--- Stated problem ---
Go through the entries below and print each one exactly, leaving out pictures.

--- Dataset entries ---
------------------------------------

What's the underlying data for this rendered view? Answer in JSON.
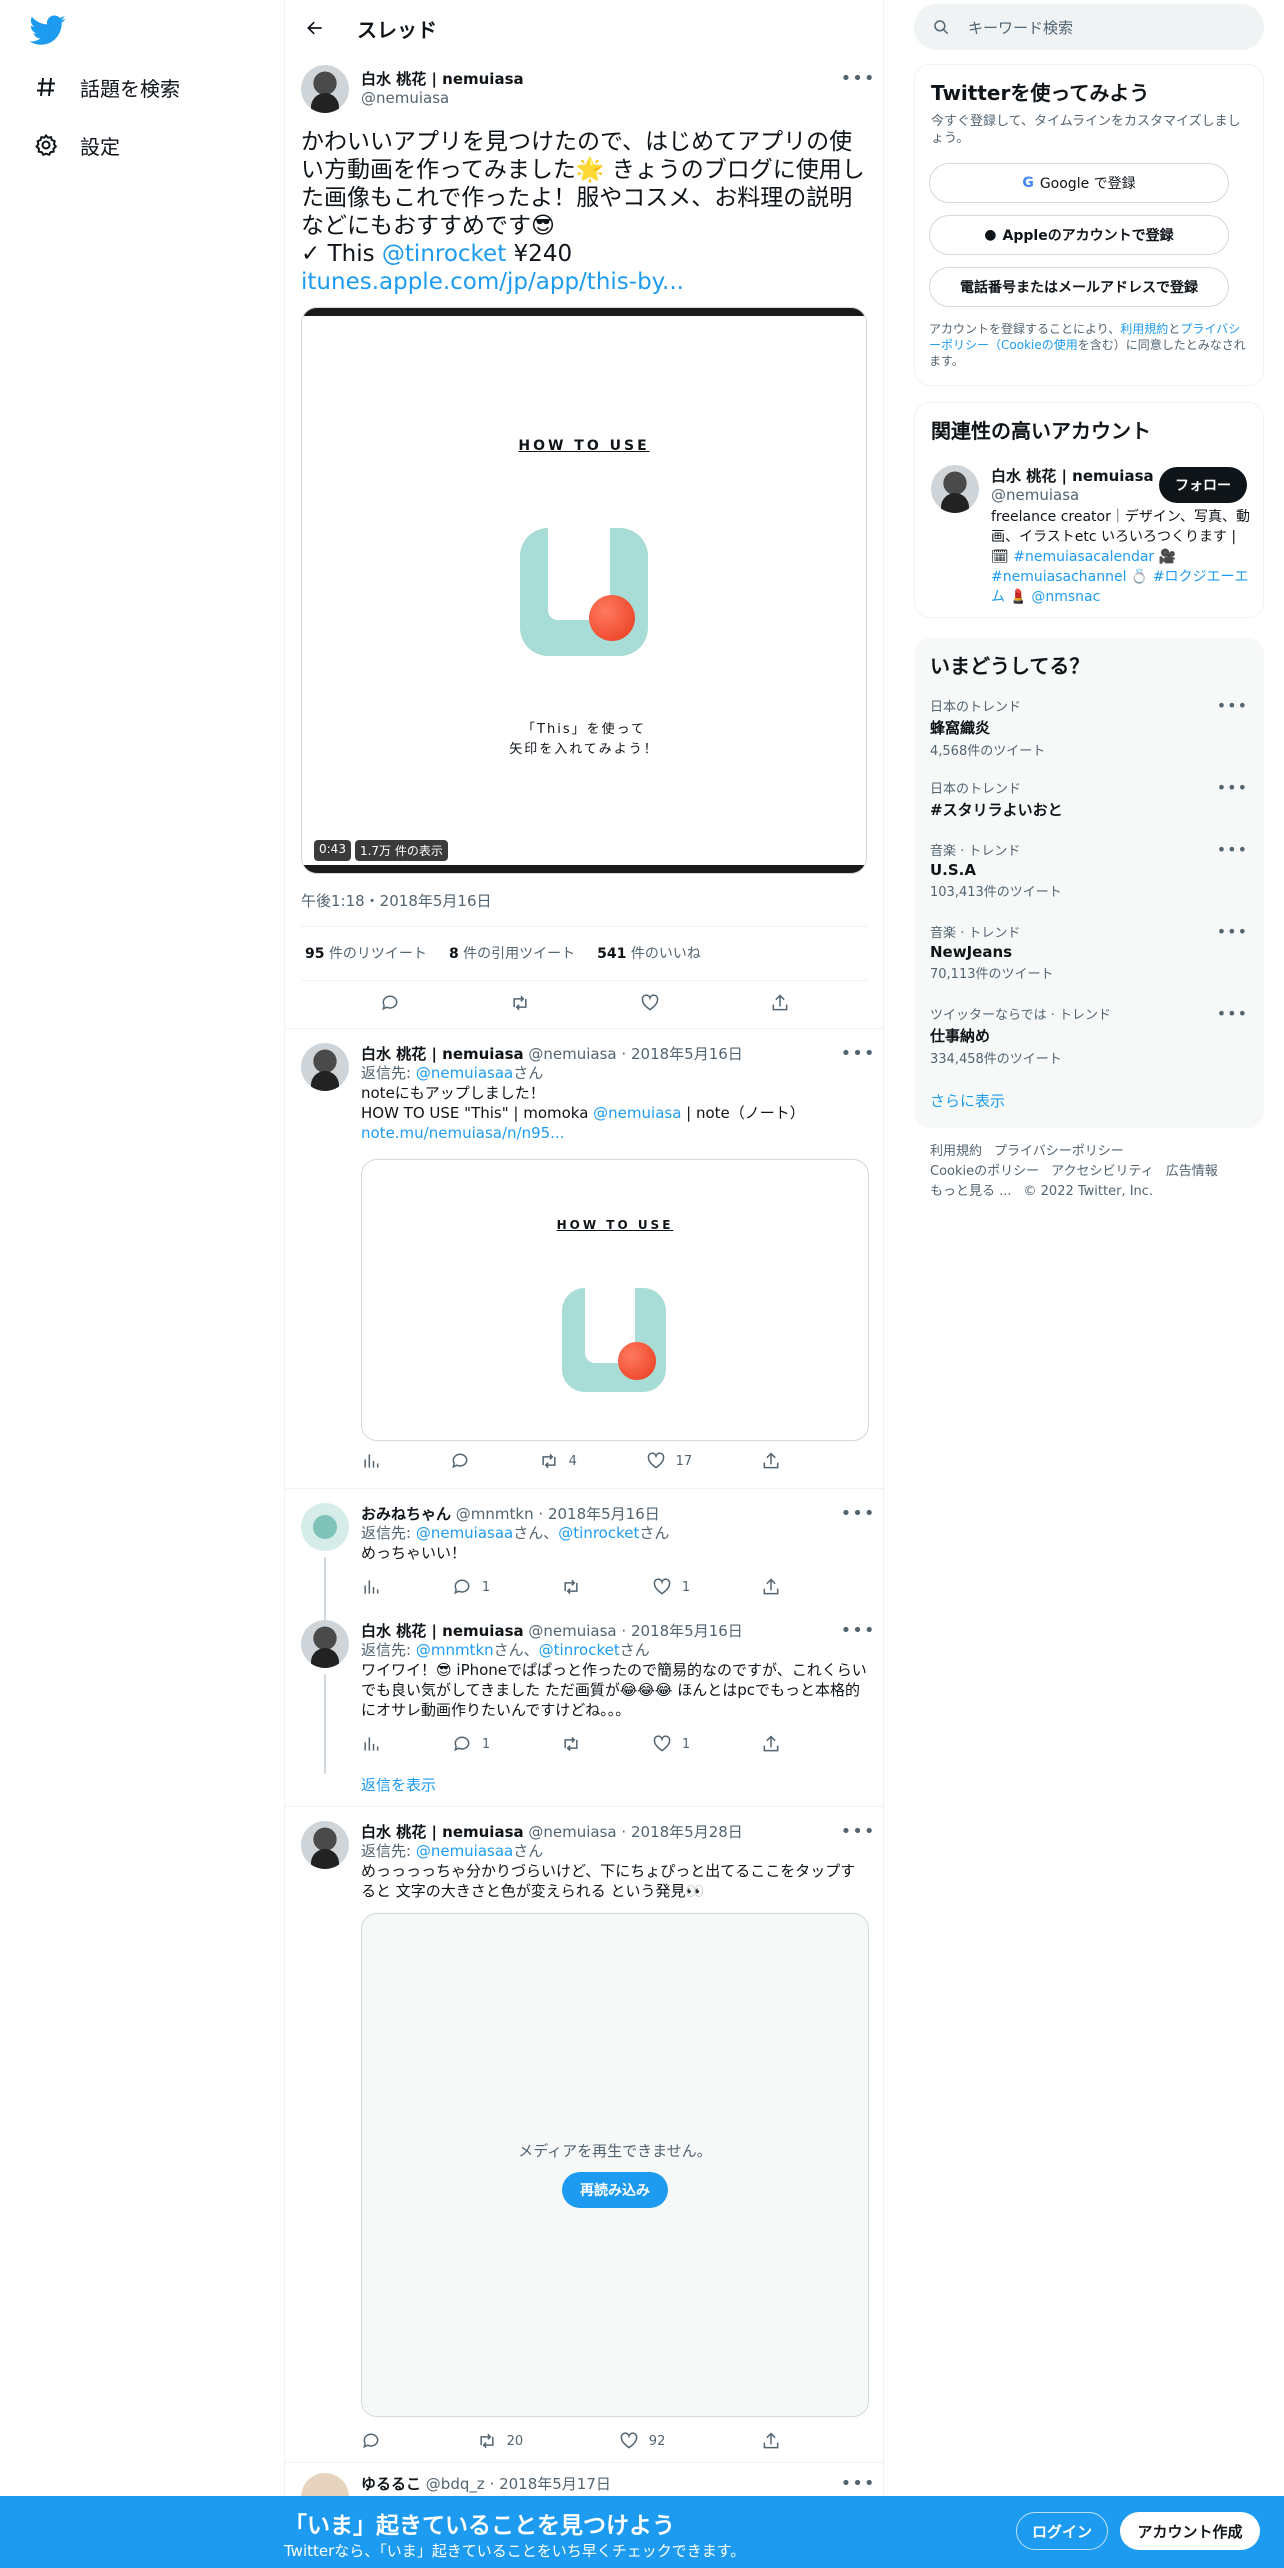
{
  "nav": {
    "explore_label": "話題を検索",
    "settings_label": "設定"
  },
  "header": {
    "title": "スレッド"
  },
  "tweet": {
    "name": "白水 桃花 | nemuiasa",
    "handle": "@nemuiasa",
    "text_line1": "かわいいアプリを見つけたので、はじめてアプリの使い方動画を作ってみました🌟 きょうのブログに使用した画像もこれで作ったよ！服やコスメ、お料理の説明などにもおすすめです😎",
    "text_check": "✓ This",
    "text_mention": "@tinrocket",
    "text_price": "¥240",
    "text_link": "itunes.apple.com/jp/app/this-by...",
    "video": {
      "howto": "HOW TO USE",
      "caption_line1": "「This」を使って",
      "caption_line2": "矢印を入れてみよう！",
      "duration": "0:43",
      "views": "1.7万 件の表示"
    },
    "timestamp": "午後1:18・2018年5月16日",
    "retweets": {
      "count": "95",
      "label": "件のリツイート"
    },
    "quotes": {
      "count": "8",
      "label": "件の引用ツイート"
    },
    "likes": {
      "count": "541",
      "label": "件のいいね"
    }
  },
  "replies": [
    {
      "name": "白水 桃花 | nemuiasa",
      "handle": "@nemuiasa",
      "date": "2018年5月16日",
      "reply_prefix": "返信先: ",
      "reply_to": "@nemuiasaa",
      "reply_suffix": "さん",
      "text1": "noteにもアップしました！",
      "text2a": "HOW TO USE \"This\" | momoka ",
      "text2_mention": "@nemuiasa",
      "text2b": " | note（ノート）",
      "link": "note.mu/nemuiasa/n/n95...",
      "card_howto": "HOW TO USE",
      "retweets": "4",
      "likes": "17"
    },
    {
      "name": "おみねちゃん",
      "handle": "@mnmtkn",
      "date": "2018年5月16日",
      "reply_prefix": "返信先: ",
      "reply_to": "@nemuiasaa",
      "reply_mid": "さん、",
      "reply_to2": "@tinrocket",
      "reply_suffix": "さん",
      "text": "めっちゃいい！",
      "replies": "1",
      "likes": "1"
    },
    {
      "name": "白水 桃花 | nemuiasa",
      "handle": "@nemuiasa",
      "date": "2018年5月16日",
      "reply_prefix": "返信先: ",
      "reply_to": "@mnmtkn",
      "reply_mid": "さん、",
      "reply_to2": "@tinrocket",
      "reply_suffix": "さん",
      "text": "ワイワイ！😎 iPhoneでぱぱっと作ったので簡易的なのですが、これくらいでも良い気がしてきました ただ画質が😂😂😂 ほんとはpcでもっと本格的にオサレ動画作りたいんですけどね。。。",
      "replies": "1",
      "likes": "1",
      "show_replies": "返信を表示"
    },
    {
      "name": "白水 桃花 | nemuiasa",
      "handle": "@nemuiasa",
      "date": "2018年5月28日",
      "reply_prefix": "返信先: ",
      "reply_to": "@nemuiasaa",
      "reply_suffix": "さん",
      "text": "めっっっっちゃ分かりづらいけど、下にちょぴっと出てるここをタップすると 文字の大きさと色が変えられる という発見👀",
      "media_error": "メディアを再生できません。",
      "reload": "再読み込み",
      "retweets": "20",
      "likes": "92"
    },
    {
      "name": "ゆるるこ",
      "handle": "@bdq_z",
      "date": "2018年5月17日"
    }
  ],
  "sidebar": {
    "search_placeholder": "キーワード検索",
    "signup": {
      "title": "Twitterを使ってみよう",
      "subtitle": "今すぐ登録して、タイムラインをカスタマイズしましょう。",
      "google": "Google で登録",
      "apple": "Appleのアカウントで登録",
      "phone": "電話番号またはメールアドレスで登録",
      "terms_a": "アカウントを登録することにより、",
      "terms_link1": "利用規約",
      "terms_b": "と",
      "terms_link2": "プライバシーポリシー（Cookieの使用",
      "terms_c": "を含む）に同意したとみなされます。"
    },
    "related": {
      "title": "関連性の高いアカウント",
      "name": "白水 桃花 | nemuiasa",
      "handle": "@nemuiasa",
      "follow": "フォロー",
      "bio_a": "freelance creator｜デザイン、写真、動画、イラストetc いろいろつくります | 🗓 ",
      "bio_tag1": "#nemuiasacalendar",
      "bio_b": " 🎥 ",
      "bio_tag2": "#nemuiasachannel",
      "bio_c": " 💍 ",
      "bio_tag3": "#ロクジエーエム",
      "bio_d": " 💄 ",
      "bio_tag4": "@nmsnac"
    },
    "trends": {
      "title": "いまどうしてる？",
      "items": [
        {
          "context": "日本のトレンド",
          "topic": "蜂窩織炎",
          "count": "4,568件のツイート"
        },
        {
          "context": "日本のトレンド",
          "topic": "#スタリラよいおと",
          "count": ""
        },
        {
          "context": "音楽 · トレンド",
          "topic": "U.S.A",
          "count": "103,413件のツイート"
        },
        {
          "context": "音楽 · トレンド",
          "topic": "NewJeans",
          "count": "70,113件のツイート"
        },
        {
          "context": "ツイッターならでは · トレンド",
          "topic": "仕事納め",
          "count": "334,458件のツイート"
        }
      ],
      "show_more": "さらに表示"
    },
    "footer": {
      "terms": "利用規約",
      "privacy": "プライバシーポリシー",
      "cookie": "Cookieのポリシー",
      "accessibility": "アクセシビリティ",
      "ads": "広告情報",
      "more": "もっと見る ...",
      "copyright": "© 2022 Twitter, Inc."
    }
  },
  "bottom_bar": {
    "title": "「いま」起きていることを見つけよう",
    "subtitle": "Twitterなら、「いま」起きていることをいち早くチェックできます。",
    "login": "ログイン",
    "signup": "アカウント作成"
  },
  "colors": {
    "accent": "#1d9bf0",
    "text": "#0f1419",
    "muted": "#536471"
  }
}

------------------------------------

--- Answer to this exercise ---
What's the underlying data for this rendered view? Answer in JSON.
{
  "nav": {
    "explore_label": "話題を検索",
    "settings_label": "設定"
  },
  "header": {
    "title": "スレッド"
  },
  "tweet": {
    "name": "白水 桃花 | nemuiasa",
    "handle": "@nemuiasa",
    "text_line1": "かわいいアプリを見つけたので、はじめてアプリの使い方動画を作ってみました🌟 きょうのブログに使用した画像もこれで作ったよ！服やコスメ、お料理の説明などにもおすすめです😎",
    "text_check": "✓ This",
    "text_mention": "@tinrocket",
    "text_price": "¥240",
    "text_link": "itunes.apple.com/jp/app/this-by...",
    "video": {
      "howto": "HOW TO USE",
      "caption_line1": "「This」を使って",
      "caption_line2": "矢印を入れてみよう！",
      "duration": "0:43",
      "views": "1.7万 件の表示"
    },
    "timestamp": "午後1:18・2018年5月16日",
    "retweets": {
      "count": "95",
      "label": "件のリツイート"
    },
    "quotes": {
      "count": "8",
      "label": "件の引用ツイート"
    },
    "likes": {
      "count": "541",
      "label": "件のいいね"
    }
  },
  "replies": [
    {
      "name": "白水 桃花 | nemuiasa",
      "handle": "@nemuiasa",
      "date": "2018年5月16日",
      "reply_prefix": "返信先: ",
      "reply_to": "@nemuiasaa",
      "reply_suffix": "さん",
      "text1": "noteにもアップしました！",
      "text2a": "HOW TO USE \"This\" | momoka ",
      "text2_mention": "@nemuiasa",
      "text2b": " | note（ノート）",
      "link": "note.mu/nemuiasa/n/n95...",
      "card_howto": "HOW TO USE",
      "retweets": "4",
      "likes": "17"
    },
    {
      "name": "おみねちゃん",
      "handle": "@mnmtkn",
      "date": "2018年5月16日",
      "reply_prefix": "返信先: ",
      "reply_to": "@nemuiasaa",
      "reply_mid": "さん、",
      "reply_to2": "@tinrocket",
      "reply_suffix": "さん",
      "text": "めっちゃいい！",
      "replies": "1",
      "likes": "1"
    },
    {
      "name": "白水 桃花 | nemuiasa",
      "handle": "@nemuiasa",
      "date": "2018年5月16日",
      "reply_prefix": "返信先: ",
      "reply_to": "@mnmtkn",
      "reply_mid": "さん、",
      "reply_to2": "@tinrocket",
      "reply_suffix": "さん",
      "text": "ワイワイ！😎 iPhoneでぱぱっと作ったので簡易的なのですが、これくらいでも良い気がしてきました ただ画質が😂😂😂 ほんとはpcでもっと本格的にオサレ動画作りたいんですけどね。。。",
      "replies": "1",
      "likes": "1",
      "show_replies": "返信を表示"
    },
    {
      "name": "白水 桃花 | nemuiasa",
      "handle": "@nemuiasa",
      "date": "2018年5月28日",
      "reply_prefix": "返信先: ",
      "reply_to": "@nemuiasaa",
      "reply_suffix": "さん",
      "text": "めっっっっちゃ分かりづらいけど、下にちょぴっと出てるここをタップすると 文字の大きさと色が変えられる という発見👀",
      "media_error": "メディアを再生できません。",
      "reload": "再読み込み",
      "retweets": "20",
      "likes": "92"
    },
    {
      "name": "ゆるるこ",
      "handle": "@bdq_z",
      "date": "2018年5月17日"
    }
  ],
  "sidebar": {
    "search_placeholder": "キーワード検索",
    "signup": {
      "title": "Twitterを使ってみよう",
      "subtitle": "今すぐ登録して、タイムラインをカスタマイズしましょう。",
      "google": "Google で登録",
      "apple": "Appleのアカウントで登録",
      "phone": "電話番号またはメールアドレスで登録",
      "terms_a": "アカウントを登録することにより、",
      "terms_link1": "利用規約",
      "terms_b": "と",
      "terms_link2": "プライバシーポリシー（Cookieの使用",
      "terms_c": "を含む）に同意したとみなされます。"
    },
    "related": {
      "title": "関連性の高いアカウント",
      "name": "白水 桃花 | nemuiasa",
      "handle": "@nemuiasa",
      "follow": "フォロー",
      "bio_a": "freelance creator｜デザイン、写真、動画、イラストetc いろいろつくります | 🗓 ",
      "bio_tag1": "#nemuiasacalendar",
      "bio_b": " 🎥 ",
      "bio_tag2": "#nemuiasachannel",
      "bio_c": " 💍 ",
      "bio_tag3": "#ロクジエーエム",
      "bio_d": " 💄 ",
      "bio_tag4": "@nmsnac"
    },
    "trends": {
      "title": "いまどうしてる？",
      "items": [
        {
          "context": "日本のトレンド",
          "topic": "蜂窩織炎",
          "count": "4,568件のツイート"
        },
        {
          "context": "日本のトレンド",
          "topic": "#スタリラよいおと",
          "count": ""
        },
        {
          "context": "音楽 · トレンド",
          "topic": "U.S.A",
          "count": "103,413件のツイート"
        },
        {
          "context": "音楽 · トレンド",
          "topic": "NewJeans",
          "count": "70,113件のツイート"
        },
        {
          "context": "ツイッターならでは · トレンド",
          "topic": "仕事納め",
          "count": "334,458件のツイート"
        }
      ],
      "show_more": "さらに表示"
    },
    "footer": {
      "terms": "利用規約",
      "privacy": "プライバシーポリシー",
      "cookie": "Cookieのポリシー",
      "accessibility": "アクセシビリティ",
      "ads": "広告情報",
      "more": "もっと見る ...",
      "copyright": "© 2022 Twitter, Inc."
    }
  },
  "bottom_bar": {
    "title": "「いま」起きていることを見つけよう",
    "subtitle": "Twitterなら、「いま」起きていることをいち早くチェックできます。",
    "login": "ログイン",
    "signup": "アカウント作成"
  },
  "colors": {
    "accent": "#1d9bf0",
    "text": "#0f1419",
    "muted": "#536471"
  }
}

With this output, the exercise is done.